What is asked
Search the material below for the word "温情浪漫家". Copy every line that has it.

———

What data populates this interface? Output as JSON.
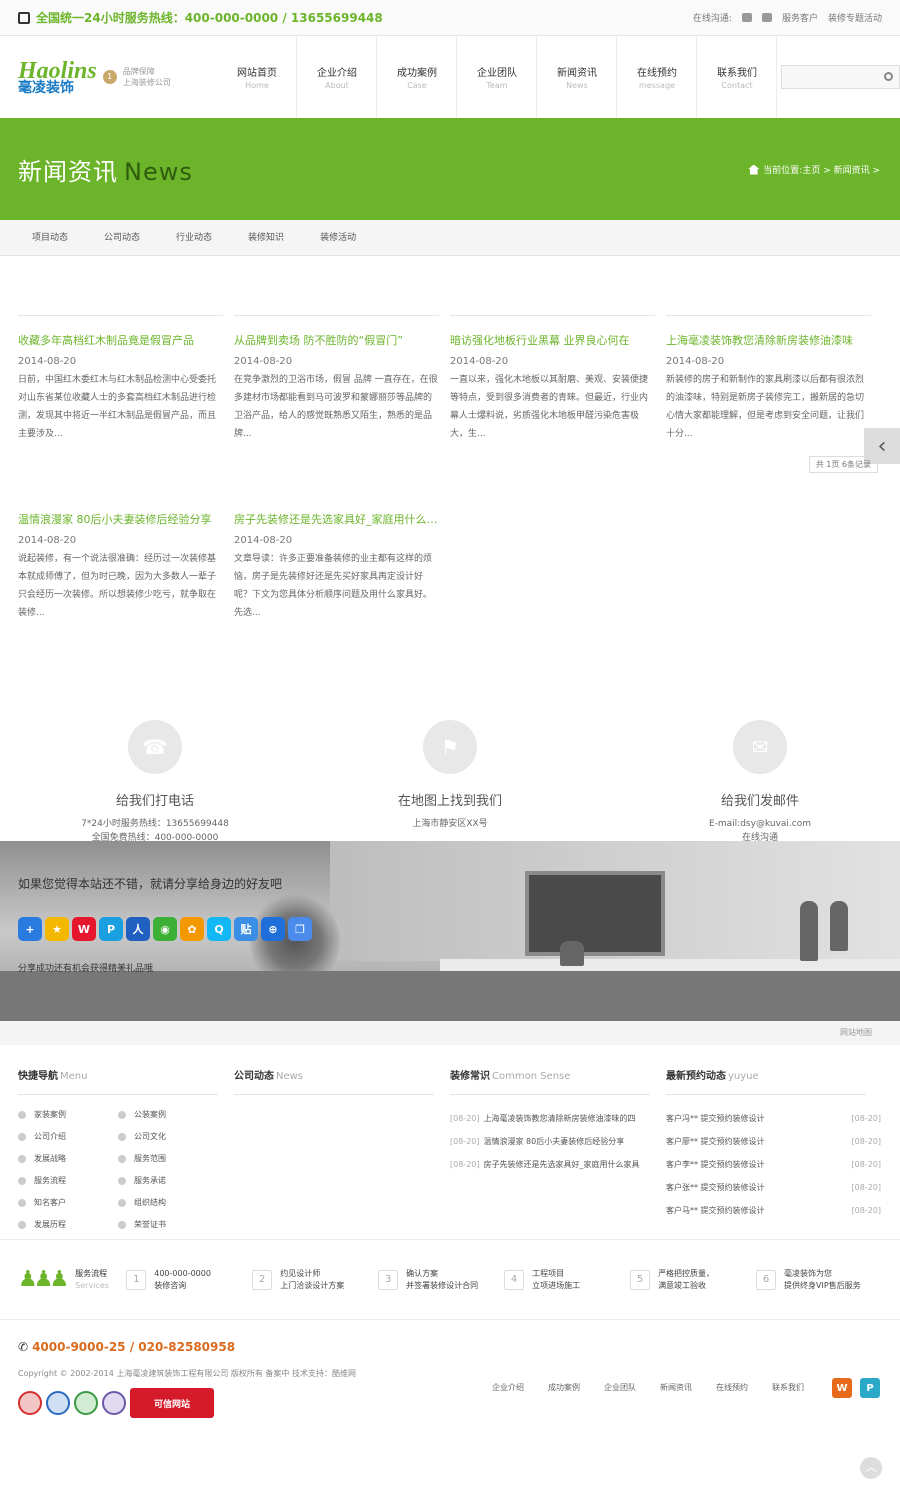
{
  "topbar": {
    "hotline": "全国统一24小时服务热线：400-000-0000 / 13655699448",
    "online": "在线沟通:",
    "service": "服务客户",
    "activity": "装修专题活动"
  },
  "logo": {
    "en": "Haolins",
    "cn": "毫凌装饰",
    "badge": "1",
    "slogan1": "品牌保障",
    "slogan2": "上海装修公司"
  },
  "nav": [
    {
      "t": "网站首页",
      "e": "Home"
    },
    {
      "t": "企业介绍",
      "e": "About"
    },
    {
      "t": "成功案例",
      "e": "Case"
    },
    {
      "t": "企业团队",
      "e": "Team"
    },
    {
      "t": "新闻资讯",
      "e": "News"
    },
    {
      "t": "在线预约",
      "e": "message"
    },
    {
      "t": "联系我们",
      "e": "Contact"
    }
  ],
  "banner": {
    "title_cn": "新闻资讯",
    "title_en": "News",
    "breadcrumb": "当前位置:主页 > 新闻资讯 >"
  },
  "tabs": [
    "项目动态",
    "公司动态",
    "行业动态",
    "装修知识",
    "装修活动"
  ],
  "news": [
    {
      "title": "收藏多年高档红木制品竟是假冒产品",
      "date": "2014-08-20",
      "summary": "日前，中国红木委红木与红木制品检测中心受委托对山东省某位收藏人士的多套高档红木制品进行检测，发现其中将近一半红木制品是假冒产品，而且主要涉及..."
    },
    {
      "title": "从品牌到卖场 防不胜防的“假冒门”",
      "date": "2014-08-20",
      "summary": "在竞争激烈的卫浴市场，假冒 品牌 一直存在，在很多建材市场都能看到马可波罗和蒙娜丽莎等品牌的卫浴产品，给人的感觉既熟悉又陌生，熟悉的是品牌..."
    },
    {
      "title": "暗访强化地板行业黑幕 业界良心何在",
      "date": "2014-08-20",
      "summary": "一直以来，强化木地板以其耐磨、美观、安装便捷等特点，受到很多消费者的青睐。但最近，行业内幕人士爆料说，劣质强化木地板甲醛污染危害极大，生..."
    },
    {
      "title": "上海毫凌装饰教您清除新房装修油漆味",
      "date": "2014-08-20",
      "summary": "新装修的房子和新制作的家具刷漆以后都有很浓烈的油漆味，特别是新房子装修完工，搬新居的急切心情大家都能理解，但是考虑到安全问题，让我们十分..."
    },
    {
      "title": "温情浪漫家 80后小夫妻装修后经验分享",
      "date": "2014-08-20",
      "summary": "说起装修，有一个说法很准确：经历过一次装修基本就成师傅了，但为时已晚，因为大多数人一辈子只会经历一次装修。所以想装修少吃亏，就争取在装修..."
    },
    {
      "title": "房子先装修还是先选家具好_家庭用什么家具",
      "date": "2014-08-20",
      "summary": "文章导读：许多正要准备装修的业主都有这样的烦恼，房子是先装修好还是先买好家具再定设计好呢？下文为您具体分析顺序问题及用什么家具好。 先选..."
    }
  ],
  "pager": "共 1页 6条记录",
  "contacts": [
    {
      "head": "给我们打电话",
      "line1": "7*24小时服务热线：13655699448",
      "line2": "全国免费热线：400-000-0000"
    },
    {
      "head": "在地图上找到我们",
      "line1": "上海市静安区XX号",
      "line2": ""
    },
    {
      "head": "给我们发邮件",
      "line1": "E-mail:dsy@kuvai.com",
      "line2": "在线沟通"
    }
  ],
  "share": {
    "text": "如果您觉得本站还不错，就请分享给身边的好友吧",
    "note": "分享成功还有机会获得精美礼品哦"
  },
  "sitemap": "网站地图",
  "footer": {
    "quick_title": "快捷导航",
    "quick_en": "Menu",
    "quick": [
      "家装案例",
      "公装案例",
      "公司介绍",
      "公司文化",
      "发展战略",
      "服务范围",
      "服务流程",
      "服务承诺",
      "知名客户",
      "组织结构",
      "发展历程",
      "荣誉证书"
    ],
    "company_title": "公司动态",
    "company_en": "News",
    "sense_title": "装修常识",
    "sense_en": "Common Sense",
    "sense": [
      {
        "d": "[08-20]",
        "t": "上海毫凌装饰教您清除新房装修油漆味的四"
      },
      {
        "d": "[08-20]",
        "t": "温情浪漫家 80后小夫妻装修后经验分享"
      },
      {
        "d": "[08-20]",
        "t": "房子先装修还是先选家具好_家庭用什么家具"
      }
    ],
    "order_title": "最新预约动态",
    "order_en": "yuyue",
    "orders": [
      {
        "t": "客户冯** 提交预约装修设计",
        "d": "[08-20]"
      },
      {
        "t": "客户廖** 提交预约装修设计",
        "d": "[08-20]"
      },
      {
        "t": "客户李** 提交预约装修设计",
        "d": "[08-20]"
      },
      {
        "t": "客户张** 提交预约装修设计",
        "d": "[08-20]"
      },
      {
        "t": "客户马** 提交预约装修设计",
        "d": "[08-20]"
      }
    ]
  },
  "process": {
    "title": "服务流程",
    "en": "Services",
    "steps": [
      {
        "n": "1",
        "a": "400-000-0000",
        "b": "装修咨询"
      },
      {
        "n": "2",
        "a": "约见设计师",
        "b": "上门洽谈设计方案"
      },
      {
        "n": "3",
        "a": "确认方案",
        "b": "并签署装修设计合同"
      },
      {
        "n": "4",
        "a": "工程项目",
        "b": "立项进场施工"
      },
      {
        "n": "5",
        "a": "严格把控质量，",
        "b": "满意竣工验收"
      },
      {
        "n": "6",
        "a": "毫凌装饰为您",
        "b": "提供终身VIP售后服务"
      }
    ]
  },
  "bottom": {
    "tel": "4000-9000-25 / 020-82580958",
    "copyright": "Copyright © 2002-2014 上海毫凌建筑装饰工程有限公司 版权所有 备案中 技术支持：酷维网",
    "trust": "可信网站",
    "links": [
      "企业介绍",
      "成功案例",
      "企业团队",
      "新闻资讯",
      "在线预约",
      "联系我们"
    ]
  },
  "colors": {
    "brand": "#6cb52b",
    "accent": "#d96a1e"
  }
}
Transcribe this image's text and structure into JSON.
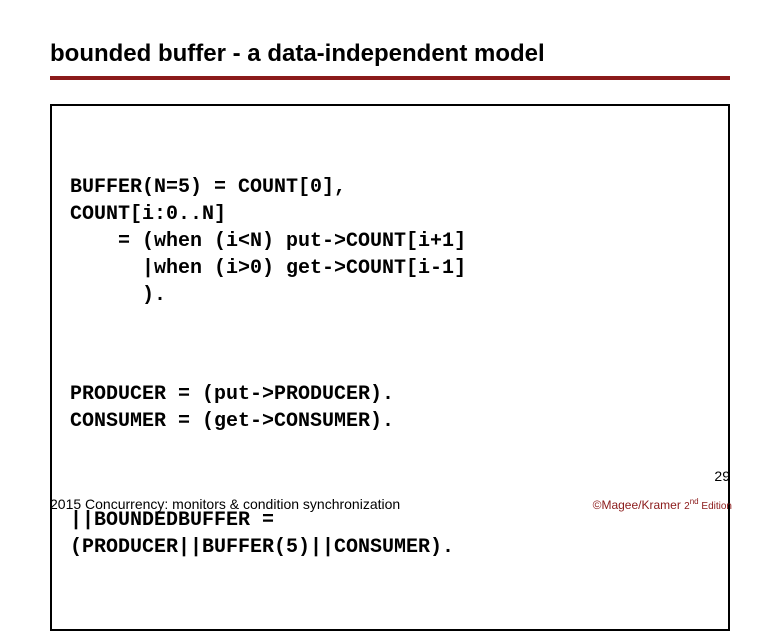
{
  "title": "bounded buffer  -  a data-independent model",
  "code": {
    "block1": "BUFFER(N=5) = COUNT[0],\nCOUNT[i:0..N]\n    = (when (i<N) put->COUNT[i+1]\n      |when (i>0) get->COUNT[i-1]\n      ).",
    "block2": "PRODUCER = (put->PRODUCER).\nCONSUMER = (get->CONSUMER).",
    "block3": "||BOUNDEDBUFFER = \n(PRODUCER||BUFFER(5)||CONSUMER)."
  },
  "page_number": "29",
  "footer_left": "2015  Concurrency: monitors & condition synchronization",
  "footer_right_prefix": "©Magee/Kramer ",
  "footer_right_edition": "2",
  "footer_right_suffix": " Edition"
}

———

Exercise solution
      "title": "温情浪漫家 80后小夫妻装修后经验分享",
        "t": "温情浪漫家 80后小夫妻装修后经验分享"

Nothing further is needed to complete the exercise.